◆ **WORK TO DO**:
Gather from the material every line that contains the string "name".

◆ **RECORD EXTRACTS**:
====

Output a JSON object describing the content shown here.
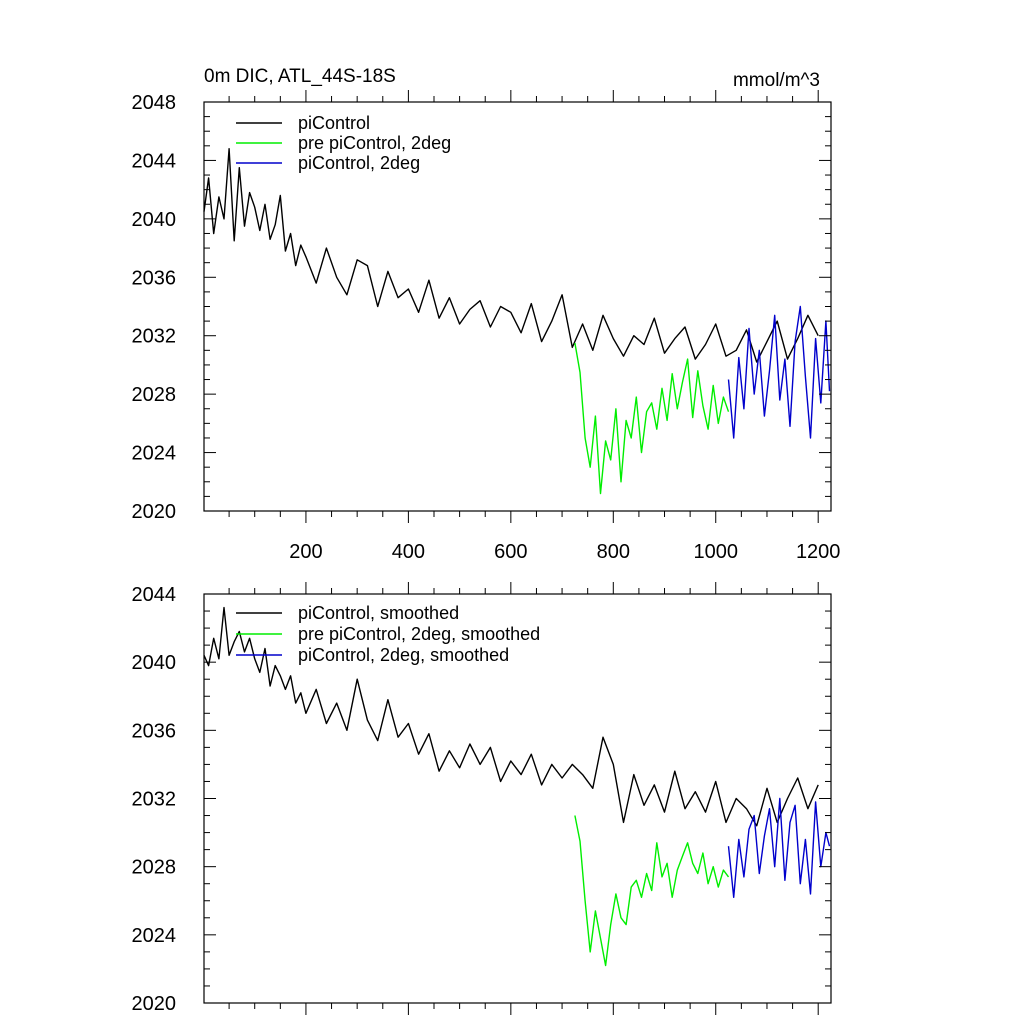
{
  "colors": {
    "piControl": "#000000",
    "pre_piControl_2deg": "#00ee00",
    "piControl_2deg": "#0000cc"
  },
  "chart_data": [
    {
      "type": "line",
      "title": "0m DIC, ATL_44S-18S",
      "units": "mmol/m^3",
      "xlim": [
        1,
        1225
      ],
      "ylim": [
        2020,
        2048
      ],
      "xticks": [
        200,
        400,
        600,
        800,
        1000,
        1200
      ],
      "xtick_labels": [
        "200",
        "400",
        "600",
        "800",
        "1000",
        "1200"
      ],
      "yticks": [
        2020,
        2024,
        2028,
        2032,
        2036,
        2040,
        2044,
        2048
      ],
      "ytick_labels": [
        "2020",
        "2024",
        "2028",
        "2032",
        "2036",
        "2040",
        "2044",
        "2048"
      ],
      "series": [
        {
          "name": "piControl",
          "color": "#000000",
          "x": [
            1,
            10,
            20,
            30,
            40,
            50,
            60,
            70,
            80,
            90,
            100,
            110,
            120,
            130,
            140,
            150,
            160,
            170,
            180,
            190,
            200,
            220,
            240,
            260,
            280,
            300,
            320,
            340,
            360,
            380,
            400,
            420,
            440,
            460,
            480,
            500,
            520,
            540,
            560,
            580,
            600,
            620,
            640,
            660,
            680,
            700,
            720,
            740,
            760,
            780,
            800,
            820,
            840,
            860,
            880,
            900,
            920,
            940,
            960,
            980,
            1000,
            1020,
            1040,
            1060,
            1080,
            1100,
            1120,
            1140,
            1160,
            1180,
            1200
          ],
          "values": [
            2040.5,
            2042.8,
            2039.0,
            2041.5,
            2040.0,
            2044.8,
            2038.5,
            2043.5,
            2039.5,
            2041.8,
            2040.8,
            2039.2,
            2041.0,
            2038.6,
            2039.6,
            2041.6,
            2037.8,
            2039.0,
            2036.8,
            2038.2,
            2037.4,
            2035.6,
            2038.0,
            2036.0,
            2034.8,
            2037.2,
            2036.8,
            2034.0,
            2036.4,
            2034.6,
            2035.2,
            2033.6,
            2035.8,
            2033.2,
            2034.6,
            2032.8,
            2033.8,
            2034.4,
            2032.6,
            2034.0,
            2033.6,
            2032.2,
            2034.2,
            2031.6,
            2033.0,
            2034.8,
            2031.2,
            2032.8,
            2031.0,
            2033.4,
            2031.8,
            2030.6,
            2032.0,
            2031.4,
            2033.2,
            2030.8,
            2031.8,
            2032.6,
            2030.4,
            2031.4,
            2032.8,
            2030.6,
            2031.0,
            2032.4,
            2030.2,
            2031.6,
            2033.0,
            2030.4,
            2031.8,
            2033.4,
            2032.0
          ]
        },
        {
          "name": "pre piControl, 2deg",
          "color": "#00ee00",
          "x": [
            725,
            735,
            745,
            755,
            765,
            775,
            785,
            795,
            805,
            815,
            825,
            835,
            845,
            855,
            865,
            875,
            885,
            895,
            905,
            915,
            925,
            935,
            945,
            955,
            965,
            975,
            985,
            995,
            1005,
            1015,
            1025
          ],
          "values": [
            2031.5,
            2029.5,
            2025.0,
            2023.0,
            2026.5,
            2021.2,
            2024.8,
            2023.5,
            2027.0,
            2022.0,
            2026.2,
            2025.0,
            2027.8,
            2024.0,
            2026.8,
            2027.4,
            2025.6,
            2028.4,
            2026.2,
            2029.4,
            2027.0,
            2028.8,
            2030.4,
            2026.4,
            2029.6,
            2027.2,
            2025.6,
            2028.6,
            2026.0,
            2027.8,
            2026.8
          ]
        },
        {
          "name": "piControl, 2deg",
          "color": "#0000cc",
          "x": [
            1025,
            1035,
            1045,
            1055,
            1065,
            1075,
            1085,
            1095,
            1105,
            1115,
            1125,
            1135,
            1145,
            1155,
            1165,
            1175,
            1185,
            1195,
            1205,
            1215,
            1222
          ],
          "values": [
            2029.0,
            2025.0,
            2030.5,
            2027.0,
            2032.5,
            2028.0,
            2031.0,
            2026.5,
            2029.6,
            2033.4,
            2027.6,
            2030.4,
            2025.8,
            2031.6,
            2034.0,
            2029.2,
            2025.0,
            2031.8,
            2027.4,
            2033.0,
            2028.2
          ]
        }
      ]
    },
    {
      "type": "line",
      "xlim": [
        1,
        1225
      ],
      "ylim": [
        2020,
        2044
      ],
      "xticks": [
        200,
        400,
        600,
        800,
        1000,
        1200
      ],
      "yticks": [
        2020,
        2024,
        2028,
        2032,
        2036,
        2040,
        2044
      ],
      "ytick_labels": [
        "2020",
        "2024",
        "2028",
        "2032",
        "2036",
        "2040",
        "2044"
      ],
      "series": [
        {
          "name": "piControl, smoothed",
          "color": "#000000",
          "x": [
            1,
            10,
            20,
            30,
            40,
            50,
            60,
            70,
            80,
            90,
            100,
            110,
            120,
            130,
            140,
            150,
            160,
            170,
            180,
            190,
            200,
            220,
            240,
            260,
            280,
            300,
            320,
            340,
            360,
            380,
            400,
            420,
            440,
            460,
            480,
            500,
            520,
            540,
            560,
            580,
            600,
            620,
            640,
            660,
            680,
            700,
            720,
            740,
            760,
            780,
            800,
            820,
            840,
            860,
            880,
            900,
            920,
            940,
            960,
            980,
            1000,
            1020,
            1040,
            1060,
            1080,
            1100,
            1120,
            1140,
            1160,
            1180,
            1200
          ],
          "values": [
            2040.4,
            2039.8,
            2041.4,
            2040.2,
            2043.2,
            2040.4,
            2041.2,
            2041.8,
            2040.6,
            2041.4,
            2040.2,
            2039.4,
            2040.8,
            2038.6,
            2039.8,
            2039.2,
            2038.4,
            2039.2,
            2037.6,
            2038.2,
            2037.0,
            2038.4,
            2036.4,
            2037.6,
            2036.0,
            2039.0,
            2036.6,
            2035.4,
            2037.8,
            2035.6,
            2036.4,
            2034.6,
            2035.8,
            2033.6,
            2034.8,
            2033.8,
            2035.2,
            2034.0,
            2035.0,
            2033.0,
            2034.2,
            2033.4,
            2034.6,
            2032.8,
            2034.0,
            2033.2,
            2034.0,
            2033.4,
            2032.6,
            2035.6,
            2034.0,
            2030.6,
            2033.4,
            2031.6,
            2032.8,
            2031.2,
            2033.6,
            2031.4,
            2032.4,
            2031.2,
            2033.0,
            2030.6,
            2032.0,
            2031.4,
            2030.4,
            2032.6,
            2030.6,
            2032.0,
            2033.2,
            2031.4,
            2032.8
          ]
        },
        {
          "name": "pre piControl, 2deg, smoothed",
          "color": "#00ee00",
          "x": [
            725,
            735,
            745,
            755,
            765,
            775,
            785,
            795,
            805,
            815,
            825,
            835,
            845,
            855,
            865,
            875,
            885,
            895,
            905,
            915,
            925,
            935,
            945,
            955,
            965,
            975,
            985,
            995,
            1005,
            1015,
            1025
          ],
          "values": [
            2031.0,
            2029.5,
            2026.0,
            2023.0,
            2025.4,
            2023.8,
            2022.2,
            2024.6,
            2026.4,
            2025.0,
            2024.6,
            2026.8,
            2027.2,
            2026.2,
            2027.6,
            2026.6,
            2029.4,
            2027.4,
            2028.2,
            2026.2,
            2027.8,
            2028.6,
            2029.4,
            2028.2,
            2027.6,
            2028.8,
            2027.0,
            2028.0,
            2026.8,
            2027.8,
            2027.4
          ]
        },
        {
          "name": "piControl, 2deg, smoothed",
          "color": "#0000cc",
          "x": [
            1025,
            1035,
            1045,
            1055,
            1065,
            1075,
            1085,
            1095,
            1105,
            1115,
            1125,
            1135,
            1145,
            1155,
            1165,
            1175,
            1185,
            1195,
            1205,
            1215,
            1222
          ],
          "values": [
            2029.2,
            2026.2,
            2029.6,
            2027.4,
            2030.2,
            2031.0,
            2027.6,
            2029.8,
            2031.4,
            2028.0,
            2032.0,
            2027.2,
            2030.6,
            2031.6,
            2027.0,
            2029.6,
            2026.4,
            2031.8,
            2028.0,
            2030.0,
            2029.2
          ]
        }
      ]
    }
  ]
}
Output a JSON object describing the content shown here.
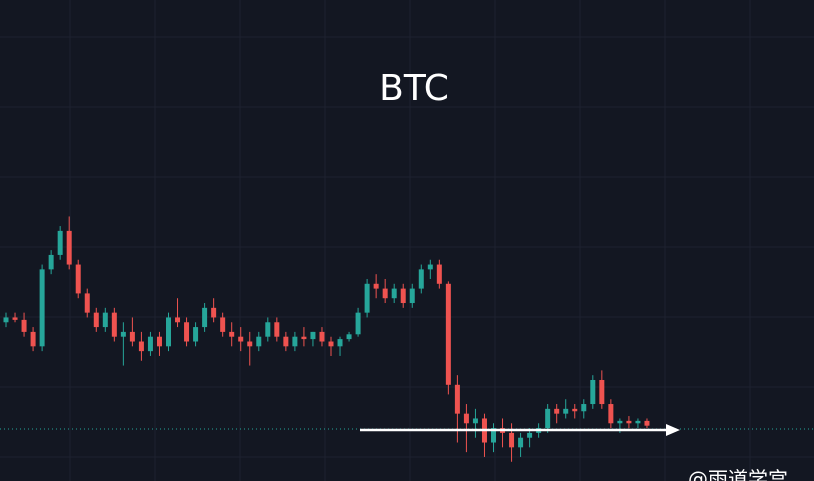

====

◆ **SOLUTION FOR THIS EXERCISE**:
          "name": "piControl",
          "name": "pre piControl, 2deg",
          "name": "piControl, 2deg",
          "name": "piControl, smoothed",
          "name": "pre piControl, 2deg, smoothed",
          "name": "piControl, 2deg, smoothed",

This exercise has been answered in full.